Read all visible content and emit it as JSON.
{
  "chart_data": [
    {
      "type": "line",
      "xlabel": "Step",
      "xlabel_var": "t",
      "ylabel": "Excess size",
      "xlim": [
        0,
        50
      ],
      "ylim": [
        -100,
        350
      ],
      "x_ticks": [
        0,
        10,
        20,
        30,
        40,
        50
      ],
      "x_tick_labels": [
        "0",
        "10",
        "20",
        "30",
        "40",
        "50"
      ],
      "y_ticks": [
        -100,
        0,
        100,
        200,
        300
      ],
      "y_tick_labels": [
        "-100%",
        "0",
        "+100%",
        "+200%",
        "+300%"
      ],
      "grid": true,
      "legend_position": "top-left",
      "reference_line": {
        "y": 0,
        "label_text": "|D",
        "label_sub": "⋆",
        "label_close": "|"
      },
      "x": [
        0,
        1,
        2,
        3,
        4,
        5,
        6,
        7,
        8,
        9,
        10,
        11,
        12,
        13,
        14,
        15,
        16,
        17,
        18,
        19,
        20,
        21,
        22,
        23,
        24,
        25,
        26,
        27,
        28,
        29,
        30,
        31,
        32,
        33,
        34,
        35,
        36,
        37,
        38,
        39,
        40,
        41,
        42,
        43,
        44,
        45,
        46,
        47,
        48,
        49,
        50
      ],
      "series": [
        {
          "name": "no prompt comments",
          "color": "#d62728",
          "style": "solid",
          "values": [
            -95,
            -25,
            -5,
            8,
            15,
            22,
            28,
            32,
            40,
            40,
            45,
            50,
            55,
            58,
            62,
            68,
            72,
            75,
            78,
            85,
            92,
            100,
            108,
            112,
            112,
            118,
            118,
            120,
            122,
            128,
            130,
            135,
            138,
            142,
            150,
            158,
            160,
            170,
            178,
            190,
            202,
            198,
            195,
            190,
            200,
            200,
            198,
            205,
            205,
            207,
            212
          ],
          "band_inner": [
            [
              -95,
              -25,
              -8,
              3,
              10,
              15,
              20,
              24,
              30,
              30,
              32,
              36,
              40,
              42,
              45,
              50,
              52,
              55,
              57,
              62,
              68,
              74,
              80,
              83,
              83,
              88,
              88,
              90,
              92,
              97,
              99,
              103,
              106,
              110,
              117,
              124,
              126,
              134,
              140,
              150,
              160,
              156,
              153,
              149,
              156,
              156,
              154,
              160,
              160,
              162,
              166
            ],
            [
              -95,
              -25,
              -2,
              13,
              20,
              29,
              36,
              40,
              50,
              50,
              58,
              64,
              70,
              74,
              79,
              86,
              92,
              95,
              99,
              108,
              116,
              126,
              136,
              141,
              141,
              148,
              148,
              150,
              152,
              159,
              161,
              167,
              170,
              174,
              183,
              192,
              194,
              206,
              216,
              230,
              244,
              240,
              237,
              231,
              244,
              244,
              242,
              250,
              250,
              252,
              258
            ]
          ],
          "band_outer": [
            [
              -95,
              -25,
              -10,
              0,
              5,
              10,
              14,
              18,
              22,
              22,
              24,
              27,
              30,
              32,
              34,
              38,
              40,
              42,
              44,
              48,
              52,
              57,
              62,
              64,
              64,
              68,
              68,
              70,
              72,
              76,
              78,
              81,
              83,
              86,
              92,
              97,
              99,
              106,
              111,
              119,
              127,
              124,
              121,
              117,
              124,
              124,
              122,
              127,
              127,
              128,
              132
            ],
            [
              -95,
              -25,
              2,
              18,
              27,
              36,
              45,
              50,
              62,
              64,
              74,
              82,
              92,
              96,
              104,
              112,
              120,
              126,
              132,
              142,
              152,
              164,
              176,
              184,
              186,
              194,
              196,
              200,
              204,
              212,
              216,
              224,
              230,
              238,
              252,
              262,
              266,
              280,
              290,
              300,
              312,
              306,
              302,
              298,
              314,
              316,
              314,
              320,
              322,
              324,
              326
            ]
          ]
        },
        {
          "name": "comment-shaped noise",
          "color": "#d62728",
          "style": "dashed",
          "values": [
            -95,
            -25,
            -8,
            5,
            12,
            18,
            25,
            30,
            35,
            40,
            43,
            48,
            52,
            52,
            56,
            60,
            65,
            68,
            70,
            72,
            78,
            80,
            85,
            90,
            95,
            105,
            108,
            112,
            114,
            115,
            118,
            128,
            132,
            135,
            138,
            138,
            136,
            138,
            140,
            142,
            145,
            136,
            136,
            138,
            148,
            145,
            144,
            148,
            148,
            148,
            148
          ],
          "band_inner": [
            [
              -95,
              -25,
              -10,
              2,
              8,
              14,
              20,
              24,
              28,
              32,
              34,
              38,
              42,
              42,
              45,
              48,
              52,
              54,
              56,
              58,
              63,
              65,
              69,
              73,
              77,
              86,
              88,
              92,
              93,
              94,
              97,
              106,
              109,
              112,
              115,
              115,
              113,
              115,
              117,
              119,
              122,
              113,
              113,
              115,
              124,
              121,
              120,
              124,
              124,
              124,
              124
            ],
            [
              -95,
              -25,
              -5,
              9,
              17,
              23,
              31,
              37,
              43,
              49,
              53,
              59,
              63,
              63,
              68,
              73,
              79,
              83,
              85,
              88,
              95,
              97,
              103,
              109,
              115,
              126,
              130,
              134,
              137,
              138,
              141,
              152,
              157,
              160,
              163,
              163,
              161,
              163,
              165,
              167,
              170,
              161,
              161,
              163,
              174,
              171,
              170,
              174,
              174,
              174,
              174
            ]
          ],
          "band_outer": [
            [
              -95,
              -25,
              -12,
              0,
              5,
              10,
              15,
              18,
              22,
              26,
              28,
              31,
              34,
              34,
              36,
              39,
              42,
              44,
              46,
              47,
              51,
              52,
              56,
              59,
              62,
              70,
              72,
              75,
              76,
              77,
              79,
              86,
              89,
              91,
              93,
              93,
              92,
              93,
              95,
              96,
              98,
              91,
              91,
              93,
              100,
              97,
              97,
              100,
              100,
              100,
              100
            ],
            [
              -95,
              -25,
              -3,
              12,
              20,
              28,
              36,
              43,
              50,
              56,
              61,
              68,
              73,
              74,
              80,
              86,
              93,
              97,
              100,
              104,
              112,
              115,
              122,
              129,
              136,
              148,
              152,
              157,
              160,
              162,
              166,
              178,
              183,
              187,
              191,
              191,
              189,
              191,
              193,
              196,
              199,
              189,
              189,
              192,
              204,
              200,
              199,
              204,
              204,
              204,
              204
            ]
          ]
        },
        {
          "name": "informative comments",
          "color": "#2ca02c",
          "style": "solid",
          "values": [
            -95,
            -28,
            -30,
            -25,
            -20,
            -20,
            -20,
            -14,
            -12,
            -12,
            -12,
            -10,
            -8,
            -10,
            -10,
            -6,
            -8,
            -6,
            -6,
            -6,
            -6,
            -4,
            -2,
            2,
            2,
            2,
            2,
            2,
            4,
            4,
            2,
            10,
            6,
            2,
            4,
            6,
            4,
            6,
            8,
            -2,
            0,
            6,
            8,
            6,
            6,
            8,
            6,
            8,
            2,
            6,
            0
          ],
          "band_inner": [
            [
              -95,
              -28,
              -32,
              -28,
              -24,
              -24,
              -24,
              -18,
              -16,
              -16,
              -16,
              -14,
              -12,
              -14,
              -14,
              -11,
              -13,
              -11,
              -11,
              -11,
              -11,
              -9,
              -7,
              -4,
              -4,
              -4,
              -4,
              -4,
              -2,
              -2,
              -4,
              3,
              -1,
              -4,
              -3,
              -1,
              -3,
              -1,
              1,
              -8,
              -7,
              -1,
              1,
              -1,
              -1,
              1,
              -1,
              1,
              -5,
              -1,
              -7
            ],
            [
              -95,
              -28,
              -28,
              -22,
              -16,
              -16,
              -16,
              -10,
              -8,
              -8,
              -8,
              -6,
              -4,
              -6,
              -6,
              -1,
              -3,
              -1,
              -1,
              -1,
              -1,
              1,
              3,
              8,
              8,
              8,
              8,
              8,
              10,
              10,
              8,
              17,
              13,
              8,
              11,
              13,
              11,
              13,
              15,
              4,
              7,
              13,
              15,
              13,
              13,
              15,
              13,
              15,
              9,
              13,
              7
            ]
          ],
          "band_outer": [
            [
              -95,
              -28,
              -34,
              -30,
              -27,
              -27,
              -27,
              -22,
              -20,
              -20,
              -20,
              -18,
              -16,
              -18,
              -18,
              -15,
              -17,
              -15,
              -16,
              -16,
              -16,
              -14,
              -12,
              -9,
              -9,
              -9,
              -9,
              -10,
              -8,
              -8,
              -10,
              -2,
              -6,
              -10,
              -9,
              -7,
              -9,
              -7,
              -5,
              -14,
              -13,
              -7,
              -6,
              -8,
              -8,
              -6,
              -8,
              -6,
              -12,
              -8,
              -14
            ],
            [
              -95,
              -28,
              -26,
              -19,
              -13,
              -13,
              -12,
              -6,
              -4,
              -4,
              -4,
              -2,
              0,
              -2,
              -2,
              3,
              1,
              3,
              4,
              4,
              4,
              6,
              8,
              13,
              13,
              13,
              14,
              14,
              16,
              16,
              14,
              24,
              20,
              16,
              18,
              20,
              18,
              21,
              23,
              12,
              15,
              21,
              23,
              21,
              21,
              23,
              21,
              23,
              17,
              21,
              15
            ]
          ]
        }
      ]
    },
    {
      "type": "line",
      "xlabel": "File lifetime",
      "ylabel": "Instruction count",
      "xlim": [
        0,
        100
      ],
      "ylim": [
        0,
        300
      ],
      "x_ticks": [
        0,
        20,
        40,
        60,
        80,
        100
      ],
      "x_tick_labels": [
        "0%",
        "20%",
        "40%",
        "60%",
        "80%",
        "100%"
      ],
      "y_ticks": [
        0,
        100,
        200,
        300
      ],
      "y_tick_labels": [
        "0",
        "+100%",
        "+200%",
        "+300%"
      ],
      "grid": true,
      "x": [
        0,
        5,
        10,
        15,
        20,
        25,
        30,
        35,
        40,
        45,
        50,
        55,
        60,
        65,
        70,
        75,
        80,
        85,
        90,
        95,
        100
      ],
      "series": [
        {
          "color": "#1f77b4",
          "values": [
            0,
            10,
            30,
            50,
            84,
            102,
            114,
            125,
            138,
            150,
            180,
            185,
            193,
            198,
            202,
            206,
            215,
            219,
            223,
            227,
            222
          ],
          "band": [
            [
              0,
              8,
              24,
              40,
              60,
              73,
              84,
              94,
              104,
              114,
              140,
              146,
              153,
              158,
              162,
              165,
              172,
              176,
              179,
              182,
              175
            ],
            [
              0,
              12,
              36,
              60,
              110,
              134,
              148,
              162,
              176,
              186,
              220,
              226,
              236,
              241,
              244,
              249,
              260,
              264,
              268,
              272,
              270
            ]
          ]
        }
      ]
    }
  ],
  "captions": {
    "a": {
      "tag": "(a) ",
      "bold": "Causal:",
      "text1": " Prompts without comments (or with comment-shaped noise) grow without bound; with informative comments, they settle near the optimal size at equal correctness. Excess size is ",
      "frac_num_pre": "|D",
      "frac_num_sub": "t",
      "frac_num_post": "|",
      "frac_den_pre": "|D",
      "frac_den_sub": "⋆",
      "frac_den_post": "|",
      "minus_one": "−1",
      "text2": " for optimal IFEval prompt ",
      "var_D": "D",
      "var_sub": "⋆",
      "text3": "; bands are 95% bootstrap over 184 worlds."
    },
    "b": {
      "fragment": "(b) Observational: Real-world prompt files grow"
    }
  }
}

--

Find how many lines in the listing hold "grow", and reply with that number only.

COMPLETE RESPONSE: 2